*SHORT TASK*
Repeat every record below exactly, but leave out any pictures.

(Stored records)

§

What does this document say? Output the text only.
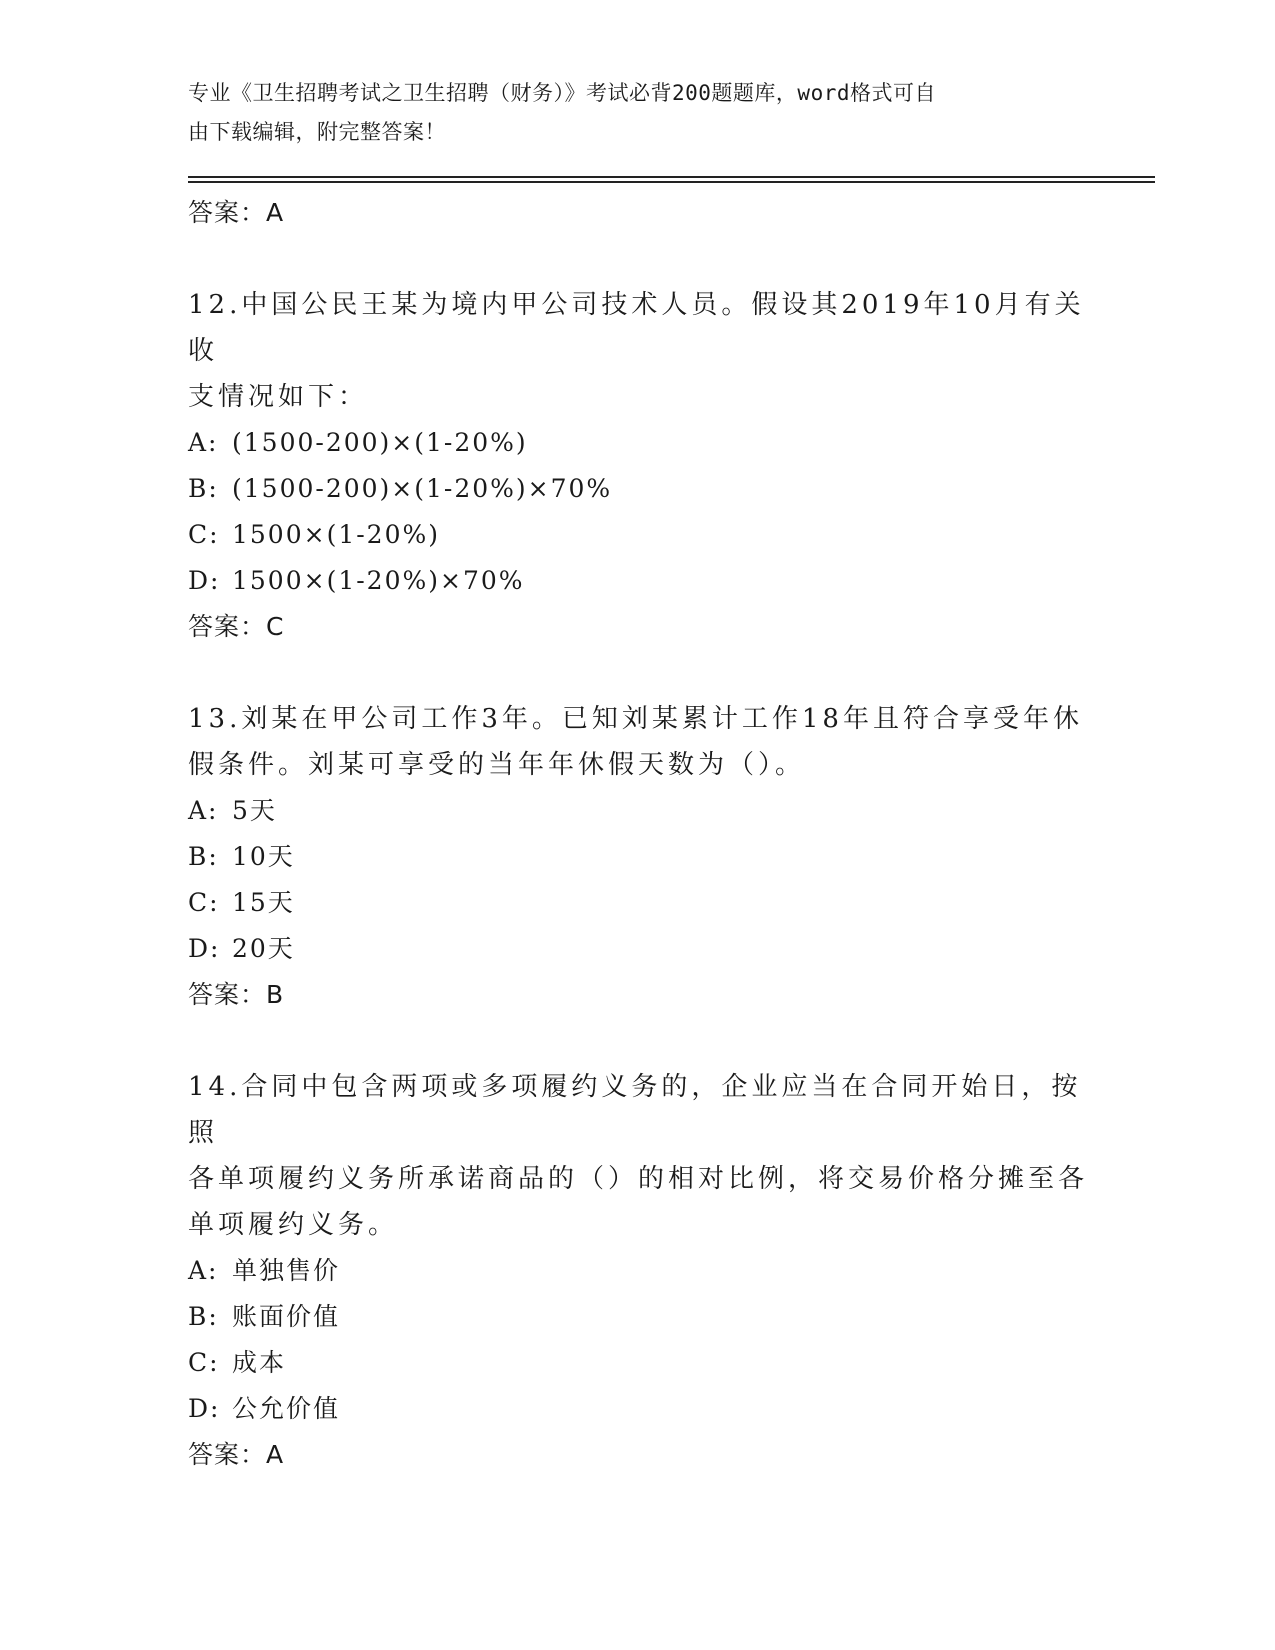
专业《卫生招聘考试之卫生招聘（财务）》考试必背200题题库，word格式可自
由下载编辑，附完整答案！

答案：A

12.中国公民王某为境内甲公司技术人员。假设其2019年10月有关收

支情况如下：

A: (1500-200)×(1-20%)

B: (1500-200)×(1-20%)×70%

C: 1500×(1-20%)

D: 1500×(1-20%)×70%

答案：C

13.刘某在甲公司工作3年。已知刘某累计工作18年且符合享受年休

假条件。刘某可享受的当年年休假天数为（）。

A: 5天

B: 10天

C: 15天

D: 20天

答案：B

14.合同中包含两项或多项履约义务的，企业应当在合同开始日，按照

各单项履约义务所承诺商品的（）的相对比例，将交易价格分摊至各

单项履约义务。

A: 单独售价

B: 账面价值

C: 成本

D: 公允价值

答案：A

§

*WRITTEN RESPONSE*
What does this document say? Output the text only.
专业《卫生招聘考试之卫生招聘（财务）》考试必背200题题库，word格式可自
由下载编辑，附完整答案！

答案：A

12.中国公民王某为境内甲公司技术人员。假设其2019年10月有关收

支情况如下：

A: (1500-200)×(1-20%)

B: (1500-200)×(1-20%)×70%

C: 1500×(1-20%)

D: 1500×(1-20%)×70%

答案：C

13.刘某在甲公司工作3年。已知刘某累计工作18年且符合享受年休

假条件。刘某可享受的当年年休假天数为（）。

A: 5天

B: 10天

C: 15天

D: 20天

答案：B

14.合同中包含两项或多项履约义务的，企业应当在合同开始日，按照

各单项履约义务所承诺商品的（）的相对比例，将交易价格分摊至各

单项履约义务。

A: 单独售价

B: 账面价值

C: 成本

D: 公允价值

答案：A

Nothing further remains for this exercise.